| Consegna |
Riscrivi le righe dell'elenco che vanno dall'inizio fino alla riga contenente "task-manager-label: Task manager: [166, 128, 288, 154]", estremi inclusi, sostituendo "Longitude" con "Latitude" e lasciando tutto il resto invariato.

| Elenco fornito |
◆ ◆ ◆

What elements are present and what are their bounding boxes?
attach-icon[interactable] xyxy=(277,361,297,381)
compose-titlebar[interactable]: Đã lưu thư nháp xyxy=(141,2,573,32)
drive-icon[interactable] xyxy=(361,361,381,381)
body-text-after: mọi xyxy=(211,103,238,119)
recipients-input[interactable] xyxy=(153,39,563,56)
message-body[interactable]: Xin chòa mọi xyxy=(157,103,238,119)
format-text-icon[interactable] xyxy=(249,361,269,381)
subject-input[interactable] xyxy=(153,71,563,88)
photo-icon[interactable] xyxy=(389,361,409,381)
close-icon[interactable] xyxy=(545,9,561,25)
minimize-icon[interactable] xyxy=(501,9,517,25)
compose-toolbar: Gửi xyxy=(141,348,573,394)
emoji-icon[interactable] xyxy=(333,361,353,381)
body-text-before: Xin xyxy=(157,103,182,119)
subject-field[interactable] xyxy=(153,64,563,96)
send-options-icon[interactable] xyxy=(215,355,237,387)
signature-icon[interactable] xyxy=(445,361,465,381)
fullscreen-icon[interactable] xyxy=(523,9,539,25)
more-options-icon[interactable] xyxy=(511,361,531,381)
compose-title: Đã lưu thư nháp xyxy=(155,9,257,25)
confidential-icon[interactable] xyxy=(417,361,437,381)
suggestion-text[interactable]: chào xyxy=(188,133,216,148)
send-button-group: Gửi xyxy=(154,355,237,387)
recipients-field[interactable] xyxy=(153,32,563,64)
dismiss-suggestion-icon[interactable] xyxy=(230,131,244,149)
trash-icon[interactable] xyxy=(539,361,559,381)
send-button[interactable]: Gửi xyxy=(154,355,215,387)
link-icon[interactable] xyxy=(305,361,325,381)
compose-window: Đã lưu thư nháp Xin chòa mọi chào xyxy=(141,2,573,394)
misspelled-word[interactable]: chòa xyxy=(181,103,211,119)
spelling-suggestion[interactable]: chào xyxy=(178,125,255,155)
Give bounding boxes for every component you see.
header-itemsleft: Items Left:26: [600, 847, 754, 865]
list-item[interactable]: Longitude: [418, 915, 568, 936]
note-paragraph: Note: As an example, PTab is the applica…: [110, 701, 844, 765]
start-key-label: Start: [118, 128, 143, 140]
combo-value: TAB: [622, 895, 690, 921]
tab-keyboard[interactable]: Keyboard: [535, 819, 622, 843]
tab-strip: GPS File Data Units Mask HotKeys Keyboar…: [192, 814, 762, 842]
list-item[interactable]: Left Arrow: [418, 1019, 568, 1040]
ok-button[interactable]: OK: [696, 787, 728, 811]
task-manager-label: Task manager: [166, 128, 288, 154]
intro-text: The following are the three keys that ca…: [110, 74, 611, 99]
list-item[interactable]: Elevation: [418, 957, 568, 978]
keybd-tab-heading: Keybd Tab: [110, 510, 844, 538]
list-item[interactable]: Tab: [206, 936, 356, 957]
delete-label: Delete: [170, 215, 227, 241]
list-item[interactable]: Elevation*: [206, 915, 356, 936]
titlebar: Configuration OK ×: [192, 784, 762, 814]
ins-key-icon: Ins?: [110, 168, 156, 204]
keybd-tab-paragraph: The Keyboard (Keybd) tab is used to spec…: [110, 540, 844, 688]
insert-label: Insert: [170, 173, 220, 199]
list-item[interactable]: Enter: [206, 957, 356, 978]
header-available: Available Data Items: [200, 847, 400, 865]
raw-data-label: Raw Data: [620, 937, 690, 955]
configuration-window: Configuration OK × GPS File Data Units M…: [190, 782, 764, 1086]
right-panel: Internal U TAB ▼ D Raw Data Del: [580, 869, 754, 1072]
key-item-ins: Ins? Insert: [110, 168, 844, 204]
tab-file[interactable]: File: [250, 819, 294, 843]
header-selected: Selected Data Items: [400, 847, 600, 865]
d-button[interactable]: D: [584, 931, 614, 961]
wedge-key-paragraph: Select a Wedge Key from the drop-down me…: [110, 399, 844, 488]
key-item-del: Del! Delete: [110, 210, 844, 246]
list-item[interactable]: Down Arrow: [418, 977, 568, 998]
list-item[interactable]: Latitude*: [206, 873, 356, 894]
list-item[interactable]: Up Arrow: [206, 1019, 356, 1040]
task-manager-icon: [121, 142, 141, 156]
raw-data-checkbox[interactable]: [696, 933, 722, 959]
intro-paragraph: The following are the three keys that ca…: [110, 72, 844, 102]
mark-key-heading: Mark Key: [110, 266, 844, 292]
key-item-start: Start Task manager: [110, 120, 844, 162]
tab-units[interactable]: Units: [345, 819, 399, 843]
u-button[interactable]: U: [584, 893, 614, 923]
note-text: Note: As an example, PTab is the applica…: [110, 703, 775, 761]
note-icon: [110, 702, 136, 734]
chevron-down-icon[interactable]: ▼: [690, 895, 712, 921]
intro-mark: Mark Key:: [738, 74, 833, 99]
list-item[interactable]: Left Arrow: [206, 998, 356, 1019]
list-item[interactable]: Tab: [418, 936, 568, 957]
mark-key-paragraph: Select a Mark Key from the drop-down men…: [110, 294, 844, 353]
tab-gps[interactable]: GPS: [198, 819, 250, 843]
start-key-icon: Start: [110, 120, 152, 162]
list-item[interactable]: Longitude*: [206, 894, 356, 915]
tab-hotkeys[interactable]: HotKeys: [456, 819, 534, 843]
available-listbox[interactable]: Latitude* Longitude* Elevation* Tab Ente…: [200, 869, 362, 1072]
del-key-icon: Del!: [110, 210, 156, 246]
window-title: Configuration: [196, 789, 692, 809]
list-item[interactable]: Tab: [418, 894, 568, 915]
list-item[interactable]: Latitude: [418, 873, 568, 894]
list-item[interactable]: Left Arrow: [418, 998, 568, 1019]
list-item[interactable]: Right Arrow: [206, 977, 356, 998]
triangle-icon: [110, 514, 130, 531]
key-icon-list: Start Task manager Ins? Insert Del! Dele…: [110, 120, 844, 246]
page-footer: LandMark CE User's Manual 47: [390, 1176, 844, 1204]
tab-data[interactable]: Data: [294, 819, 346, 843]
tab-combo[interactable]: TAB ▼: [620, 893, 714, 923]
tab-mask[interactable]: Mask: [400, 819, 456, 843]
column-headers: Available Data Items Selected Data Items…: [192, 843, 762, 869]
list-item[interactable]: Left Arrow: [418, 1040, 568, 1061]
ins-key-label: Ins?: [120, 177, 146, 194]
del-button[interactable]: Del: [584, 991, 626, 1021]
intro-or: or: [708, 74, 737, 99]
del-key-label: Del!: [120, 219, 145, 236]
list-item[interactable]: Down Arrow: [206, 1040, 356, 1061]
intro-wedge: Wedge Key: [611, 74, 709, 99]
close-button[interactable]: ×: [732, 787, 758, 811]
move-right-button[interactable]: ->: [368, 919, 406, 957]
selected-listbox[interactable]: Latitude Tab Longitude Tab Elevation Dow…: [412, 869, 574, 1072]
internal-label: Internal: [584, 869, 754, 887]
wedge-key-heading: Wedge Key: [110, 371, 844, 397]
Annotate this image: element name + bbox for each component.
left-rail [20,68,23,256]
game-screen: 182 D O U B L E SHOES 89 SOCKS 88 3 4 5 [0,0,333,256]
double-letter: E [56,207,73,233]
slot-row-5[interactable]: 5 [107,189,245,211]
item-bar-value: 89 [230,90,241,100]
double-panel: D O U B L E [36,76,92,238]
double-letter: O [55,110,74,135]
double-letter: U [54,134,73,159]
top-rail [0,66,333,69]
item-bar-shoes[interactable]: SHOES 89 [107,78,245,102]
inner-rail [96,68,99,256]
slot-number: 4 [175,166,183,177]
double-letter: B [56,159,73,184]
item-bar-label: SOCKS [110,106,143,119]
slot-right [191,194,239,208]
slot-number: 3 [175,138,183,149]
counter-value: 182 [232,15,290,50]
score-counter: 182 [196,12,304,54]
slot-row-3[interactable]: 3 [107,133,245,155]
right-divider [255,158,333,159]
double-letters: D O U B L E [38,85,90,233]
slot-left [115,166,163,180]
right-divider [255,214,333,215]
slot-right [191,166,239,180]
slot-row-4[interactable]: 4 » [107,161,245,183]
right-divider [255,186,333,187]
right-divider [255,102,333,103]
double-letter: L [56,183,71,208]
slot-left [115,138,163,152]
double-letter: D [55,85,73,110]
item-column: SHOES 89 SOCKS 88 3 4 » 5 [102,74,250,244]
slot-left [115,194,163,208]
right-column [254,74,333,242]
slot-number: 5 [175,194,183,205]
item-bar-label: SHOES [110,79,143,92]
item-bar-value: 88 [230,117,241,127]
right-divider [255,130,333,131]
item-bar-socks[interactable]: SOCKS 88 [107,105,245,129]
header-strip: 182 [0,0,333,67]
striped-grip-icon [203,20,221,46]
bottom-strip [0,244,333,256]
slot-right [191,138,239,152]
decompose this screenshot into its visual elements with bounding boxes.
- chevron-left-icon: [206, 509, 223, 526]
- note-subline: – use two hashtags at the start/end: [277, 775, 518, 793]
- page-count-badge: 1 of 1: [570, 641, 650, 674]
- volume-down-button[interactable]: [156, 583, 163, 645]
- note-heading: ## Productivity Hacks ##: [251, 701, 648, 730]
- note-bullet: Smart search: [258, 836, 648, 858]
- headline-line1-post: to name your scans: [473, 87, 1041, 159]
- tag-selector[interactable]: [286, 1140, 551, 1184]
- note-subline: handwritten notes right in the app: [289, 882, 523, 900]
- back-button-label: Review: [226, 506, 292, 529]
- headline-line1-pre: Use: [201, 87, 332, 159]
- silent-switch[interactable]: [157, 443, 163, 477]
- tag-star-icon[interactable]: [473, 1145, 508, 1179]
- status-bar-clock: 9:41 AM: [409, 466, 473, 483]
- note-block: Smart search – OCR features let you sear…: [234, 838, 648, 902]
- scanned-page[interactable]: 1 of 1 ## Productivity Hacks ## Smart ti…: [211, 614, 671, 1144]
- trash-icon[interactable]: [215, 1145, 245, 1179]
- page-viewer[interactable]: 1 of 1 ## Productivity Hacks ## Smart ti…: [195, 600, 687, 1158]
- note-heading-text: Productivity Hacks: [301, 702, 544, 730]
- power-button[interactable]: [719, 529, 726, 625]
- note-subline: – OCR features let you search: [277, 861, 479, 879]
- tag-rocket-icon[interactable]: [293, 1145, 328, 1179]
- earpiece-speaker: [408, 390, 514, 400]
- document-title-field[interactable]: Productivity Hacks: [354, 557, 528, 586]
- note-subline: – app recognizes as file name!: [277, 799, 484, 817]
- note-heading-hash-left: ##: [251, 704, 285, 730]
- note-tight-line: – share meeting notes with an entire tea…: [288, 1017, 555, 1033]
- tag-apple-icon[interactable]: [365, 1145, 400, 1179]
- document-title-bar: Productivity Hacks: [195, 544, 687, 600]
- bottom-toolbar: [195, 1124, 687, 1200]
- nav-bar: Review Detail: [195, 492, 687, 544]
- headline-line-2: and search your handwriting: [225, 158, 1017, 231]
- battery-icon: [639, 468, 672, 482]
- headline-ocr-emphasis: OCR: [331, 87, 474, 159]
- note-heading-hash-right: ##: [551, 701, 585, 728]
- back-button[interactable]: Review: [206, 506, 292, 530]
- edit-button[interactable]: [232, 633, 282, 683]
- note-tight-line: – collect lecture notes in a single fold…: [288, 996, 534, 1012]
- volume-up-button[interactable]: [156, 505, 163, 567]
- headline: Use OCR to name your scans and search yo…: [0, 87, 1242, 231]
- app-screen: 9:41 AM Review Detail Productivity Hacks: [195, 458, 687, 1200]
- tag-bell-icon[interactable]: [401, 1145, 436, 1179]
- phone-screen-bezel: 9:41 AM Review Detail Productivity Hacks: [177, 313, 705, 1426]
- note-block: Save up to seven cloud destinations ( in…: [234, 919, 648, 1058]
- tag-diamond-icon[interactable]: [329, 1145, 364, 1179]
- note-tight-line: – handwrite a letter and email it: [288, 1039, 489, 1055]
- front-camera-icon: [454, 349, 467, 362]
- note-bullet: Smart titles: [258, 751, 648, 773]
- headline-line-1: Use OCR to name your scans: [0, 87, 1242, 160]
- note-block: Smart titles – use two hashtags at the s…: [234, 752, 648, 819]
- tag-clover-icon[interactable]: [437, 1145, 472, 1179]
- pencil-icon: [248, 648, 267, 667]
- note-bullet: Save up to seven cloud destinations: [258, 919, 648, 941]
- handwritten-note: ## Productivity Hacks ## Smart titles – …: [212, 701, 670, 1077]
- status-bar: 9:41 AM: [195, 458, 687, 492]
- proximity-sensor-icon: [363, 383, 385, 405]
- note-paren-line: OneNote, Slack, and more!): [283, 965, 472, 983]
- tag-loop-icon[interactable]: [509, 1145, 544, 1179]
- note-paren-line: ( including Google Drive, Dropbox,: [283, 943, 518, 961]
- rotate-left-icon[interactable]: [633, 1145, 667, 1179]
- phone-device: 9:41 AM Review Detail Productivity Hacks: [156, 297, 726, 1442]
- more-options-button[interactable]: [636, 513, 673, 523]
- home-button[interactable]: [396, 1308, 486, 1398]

◆ ◆ ◆

| Risposta attesa |
What elements are present and what are their bounding boxes?
attach-icon[interactable] xyxy=(277,361,297,381)
compose-titlebar[interactable]: Đã lưu thư nháp xyxy=(141,2,573,32)
drive-icon[interactable] xyxy=(361,361,381,381)
body-text-after: mọi xyxy=(211,103,238,119)
recipients-input[interactable] xyxy=(153,39,563,56)
message-body[interactable]: Xin chòa mọi xyxy=(157,103,238,119)
format-text-icon[interactable] xyxy=(249,361,269,381)
subject-input[interactable] xyxy=(153,71,563,88)
photo-icon[interactable] xyxy=(389,361,409,381)
close-icon[interactable] xyxy=(545,9,561,25)
minimize-icon[interactable] xyxy=(501,9,517,25)
compose-toolbar: Gửi xyxy=(141,348,573,394)
emoji-icon[interactable] xyxy=(333,361,353,381)
body-text-before: Xin xyxy=(157,103,182,119)
subject-field[interactable] xyxy=(153,64,563,96)
send-options-icon[interactable] xyxy=(215,355,237,387)
signature-icon[interactable] xyxy=(445,361,465,381)
fullscreen-icon[interactable] xyxy=(523,9,539,25)
more-options-icon[interactable] xyxy=(511,361,531,381)
compose-title: Đã lưu thư nháp xyxy=(155,9,257,25)
confidential-icon[interactable] xyxy=(417,361,437,381)
suggestion-text[interactable]: chào xyxy=(188,133,216,148)
send-button-group: Gửi xyxy=(154,355,237,387)
recipients-field[interactable] xyxy=(153,32,563,64)
dismiss-suggestion-icon[interactable] xyxy=(230,131,244,149)
trash-icon[interactable] xyxy=(539,361,559,381)
send-button[interactable]: Gửi xyxy=(154,355,215,387)
link-icon[interactable] xyxy=(305,361,325,381)
compose-window: Đã lưu thư nháp Xin chòa mọi chào xyxy=(141,2,573,394)
misspelled-word[interactable]: chòa xyxy=(181,103,211,119)
spelling-suggestion[interactable]: chào xyxy=(178,125,255,155)
Give bounding boxes for every component you see.
header-itemsleft: Items Left:26: [600, 847, 754, 865]
list-item[interactable]: Latitude: [418, 915, 568, 936]
note-paragraph: Note: As an example, PTab is the applica…: [110, 701, 844, 765]
start-key-label: Start: [118, 128, 143, 140]
combo-value: TAB: [622, 895, 690, 921]
tab-keyboard[interactable]: Keyboard: [535, 819, 622, 843]
tab-strip: GPS File Data Units Mask HotKeys Keyboar…: [192, 814, 762, 842]
list-item[interactable]: Left Arrow: [418, 1019, 568, 1040]
ok-button[interactable]: OK: [696, 787, 728, 811]
task-manager-label: Task manager: [166, 128, 288, 154]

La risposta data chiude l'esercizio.